— START OF Selected extract —

Oh, the humanity. Craned necks, puzzled looks. Picking bottles up and turning them around. Putting them back. Scratching their heads. Frowning. Stooping to read shelf talkers. Looking for help but too shy to ask for it. Or, if there are two people together, strange conversations. “What do you think?” “Dunno.” “Ever hear of it?” “Naah.” “Looks okay.” “Hmmm…”

What a confused web we (the wine industry) have woven. Is there another consumer product in the world that has such a dizzying array of brands and types? No wonder the poor shopper feels overwhelmed. He needs all the help he can get just to make the simple decision of what to drink with tonight’s barbecue. (By contrast, it was so easy to buy the ribs.)

Now comes a new study, published in this month’s issue of the Journal of Marketing, “Holistic Package Design and Consumer Brand Impressions.” It shows what we’ve anecdotally known for a long time: When it comes to wine-buying decisions, the label is super-important.

Briefly, the study’s authors analyzed how the designs of wine labels influence consumer buying decisions. They deliberately chose small, obscure brands that were unfamiliar to most people, because familiar brands (e.g. Robert Mondavi) would have skewed the results. They pre-sorted the labels into 5 categories: bold, contrasting, natural, delicate and non-descript. Then they showed photos of the bottles to 268 wine consumers in Oregon, asking for impressions of the wines’ “brand personality.”

These impressions ranged over a complex spectrum and included high quality, corporate, everyday, cheap, feminine, evokes happy memories, stylish, will impress my friends, value for money, excitement, spirited, up-to-date, imaginative, upper class, sophisticated, sincere, rugged, low quality, healthy, expensive, classy, and so on.

— END OF Selected extract —
— START OF Dataset —

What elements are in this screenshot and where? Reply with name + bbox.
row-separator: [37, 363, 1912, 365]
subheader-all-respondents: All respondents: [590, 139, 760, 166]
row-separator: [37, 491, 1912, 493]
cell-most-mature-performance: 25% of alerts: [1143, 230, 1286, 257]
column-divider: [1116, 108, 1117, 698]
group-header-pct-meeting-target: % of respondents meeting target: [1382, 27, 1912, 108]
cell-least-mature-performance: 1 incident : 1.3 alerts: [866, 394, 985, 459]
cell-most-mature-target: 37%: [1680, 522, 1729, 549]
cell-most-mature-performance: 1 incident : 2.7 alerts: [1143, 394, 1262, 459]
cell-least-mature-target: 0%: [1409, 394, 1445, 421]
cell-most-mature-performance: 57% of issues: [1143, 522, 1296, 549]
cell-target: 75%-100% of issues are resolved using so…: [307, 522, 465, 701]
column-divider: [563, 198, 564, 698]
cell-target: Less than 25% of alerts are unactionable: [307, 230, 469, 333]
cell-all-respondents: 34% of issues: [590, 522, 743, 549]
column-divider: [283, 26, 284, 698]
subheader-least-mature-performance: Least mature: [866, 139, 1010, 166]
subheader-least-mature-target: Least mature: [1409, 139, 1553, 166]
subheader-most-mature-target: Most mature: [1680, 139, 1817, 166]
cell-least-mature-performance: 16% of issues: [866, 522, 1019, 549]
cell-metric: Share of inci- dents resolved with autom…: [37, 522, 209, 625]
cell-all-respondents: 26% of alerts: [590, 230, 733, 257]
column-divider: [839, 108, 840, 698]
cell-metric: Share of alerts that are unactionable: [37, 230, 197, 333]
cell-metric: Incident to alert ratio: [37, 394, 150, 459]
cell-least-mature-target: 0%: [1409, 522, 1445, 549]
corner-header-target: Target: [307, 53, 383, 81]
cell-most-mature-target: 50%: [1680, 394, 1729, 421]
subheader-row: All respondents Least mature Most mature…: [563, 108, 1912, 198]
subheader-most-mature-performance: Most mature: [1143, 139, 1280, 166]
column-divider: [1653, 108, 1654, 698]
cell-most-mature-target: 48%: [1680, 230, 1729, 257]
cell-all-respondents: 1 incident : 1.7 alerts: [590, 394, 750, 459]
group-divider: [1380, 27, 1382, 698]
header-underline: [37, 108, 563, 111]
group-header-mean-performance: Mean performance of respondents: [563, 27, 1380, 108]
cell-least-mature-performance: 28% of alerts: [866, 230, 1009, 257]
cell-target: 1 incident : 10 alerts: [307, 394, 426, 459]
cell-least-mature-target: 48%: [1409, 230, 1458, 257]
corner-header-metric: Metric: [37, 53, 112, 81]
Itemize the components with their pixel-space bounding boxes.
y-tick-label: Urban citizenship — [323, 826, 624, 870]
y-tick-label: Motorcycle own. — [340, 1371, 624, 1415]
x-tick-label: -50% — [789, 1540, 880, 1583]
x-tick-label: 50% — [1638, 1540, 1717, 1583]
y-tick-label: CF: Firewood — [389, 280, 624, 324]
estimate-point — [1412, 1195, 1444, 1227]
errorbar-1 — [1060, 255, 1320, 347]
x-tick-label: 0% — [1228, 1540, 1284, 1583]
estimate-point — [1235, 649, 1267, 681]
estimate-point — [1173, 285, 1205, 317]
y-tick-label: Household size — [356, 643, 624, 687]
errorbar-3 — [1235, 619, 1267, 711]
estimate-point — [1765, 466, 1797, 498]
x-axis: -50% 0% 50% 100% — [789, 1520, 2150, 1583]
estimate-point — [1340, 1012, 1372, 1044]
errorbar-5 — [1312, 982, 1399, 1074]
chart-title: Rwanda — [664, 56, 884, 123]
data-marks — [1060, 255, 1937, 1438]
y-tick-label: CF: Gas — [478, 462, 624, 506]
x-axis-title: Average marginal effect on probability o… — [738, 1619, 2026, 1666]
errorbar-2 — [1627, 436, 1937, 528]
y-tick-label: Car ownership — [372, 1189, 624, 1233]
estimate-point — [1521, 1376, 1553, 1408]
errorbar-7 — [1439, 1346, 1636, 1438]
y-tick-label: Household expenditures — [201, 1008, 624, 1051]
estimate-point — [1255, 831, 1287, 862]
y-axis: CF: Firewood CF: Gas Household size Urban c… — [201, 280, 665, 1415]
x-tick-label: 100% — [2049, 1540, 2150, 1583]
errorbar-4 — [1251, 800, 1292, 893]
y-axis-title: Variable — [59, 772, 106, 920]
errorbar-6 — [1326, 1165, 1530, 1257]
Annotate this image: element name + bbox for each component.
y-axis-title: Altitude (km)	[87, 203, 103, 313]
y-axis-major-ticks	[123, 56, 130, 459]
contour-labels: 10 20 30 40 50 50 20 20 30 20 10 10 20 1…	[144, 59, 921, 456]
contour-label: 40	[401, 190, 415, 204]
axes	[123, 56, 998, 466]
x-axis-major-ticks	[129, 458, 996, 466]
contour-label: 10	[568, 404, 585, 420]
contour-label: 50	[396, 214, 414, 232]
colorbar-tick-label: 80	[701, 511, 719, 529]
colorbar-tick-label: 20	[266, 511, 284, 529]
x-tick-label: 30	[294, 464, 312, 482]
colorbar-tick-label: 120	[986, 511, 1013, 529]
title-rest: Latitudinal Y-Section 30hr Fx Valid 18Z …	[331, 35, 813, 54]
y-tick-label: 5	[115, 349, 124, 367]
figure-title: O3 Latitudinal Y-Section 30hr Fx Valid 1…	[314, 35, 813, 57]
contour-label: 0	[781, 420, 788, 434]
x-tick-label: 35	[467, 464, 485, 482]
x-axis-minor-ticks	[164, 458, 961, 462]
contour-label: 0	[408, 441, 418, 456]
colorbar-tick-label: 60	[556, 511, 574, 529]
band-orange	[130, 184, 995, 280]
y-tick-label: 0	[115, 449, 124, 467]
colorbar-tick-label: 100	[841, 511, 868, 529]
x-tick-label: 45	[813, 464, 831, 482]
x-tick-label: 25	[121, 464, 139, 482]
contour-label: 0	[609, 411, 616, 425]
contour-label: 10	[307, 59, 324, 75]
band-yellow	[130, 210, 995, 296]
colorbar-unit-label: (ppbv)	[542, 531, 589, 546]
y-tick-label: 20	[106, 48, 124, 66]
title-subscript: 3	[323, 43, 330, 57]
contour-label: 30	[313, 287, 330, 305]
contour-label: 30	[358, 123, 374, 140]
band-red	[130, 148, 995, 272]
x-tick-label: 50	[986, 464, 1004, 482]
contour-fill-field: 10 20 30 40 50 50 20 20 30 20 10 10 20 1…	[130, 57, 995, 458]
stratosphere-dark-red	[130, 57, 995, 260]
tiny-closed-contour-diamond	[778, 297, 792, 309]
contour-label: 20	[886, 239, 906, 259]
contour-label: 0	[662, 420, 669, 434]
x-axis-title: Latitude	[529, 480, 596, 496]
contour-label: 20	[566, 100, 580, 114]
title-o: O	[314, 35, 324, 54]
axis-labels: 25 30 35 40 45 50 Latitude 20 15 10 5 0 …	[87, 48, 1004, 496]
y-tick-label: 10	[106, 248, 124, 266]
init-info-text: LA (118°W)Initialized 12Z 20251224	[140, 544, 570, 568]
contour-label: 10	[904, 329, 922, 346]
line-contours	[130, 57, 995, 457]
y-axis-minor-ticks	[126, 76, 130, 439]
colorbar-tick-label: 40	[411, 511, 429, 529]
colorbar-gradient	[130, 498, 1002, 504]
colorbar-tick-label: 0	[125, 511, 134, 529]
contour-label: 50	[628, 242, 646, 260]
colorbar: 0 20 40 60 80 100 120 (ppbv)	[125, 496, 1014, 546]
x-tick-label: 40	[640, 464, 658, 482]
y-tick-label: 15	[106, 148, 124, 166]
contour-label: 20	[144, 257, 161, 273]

— END OF Dataset —

→ **List of tasks**:
- 1) Please rewrite the wine-label piece starting with "What a confused" and going on through "label is super-important.", substituting "picnic" for "barbecue".
- 2) For each statement about the wine-label piece, answer yes or no and quote the words that decide it: (a) The study appeared in the Journal of Marketing. (b) The researchers picked well-known brands for their test. (c) The bottle photos were shown to wine consumers in California.
The lines have no role in any of this.

→ **Answers for the tasks**:
- 1)
What a confused web we (the wine industry) have woven. Is there another consumer product in the world that has such a dizzying array of brands and types? No wonder the poor shopper feels overwhelmed. He needs all the help he can get just to make the simple decision of what to drink with tonight’s picnic. (By contrast, it was so easy to buy the ribs.)

Now comes a new study, published in this month’s issue of the Journal of Marketing, “Holistic Package Design and Consumer Brand Impressions.” It shows what we’ve anecdotally known for a long time: When it comes to wine-buying decisions, the label is super-important.

- 2)
(a) Yes: "published in this month’s issue of the Journal of Marketing"
(b) No: "They deliberately chose small, obscure brands that were unfamiliar to most people"
(c) No: "268 wine consumers in Oregon"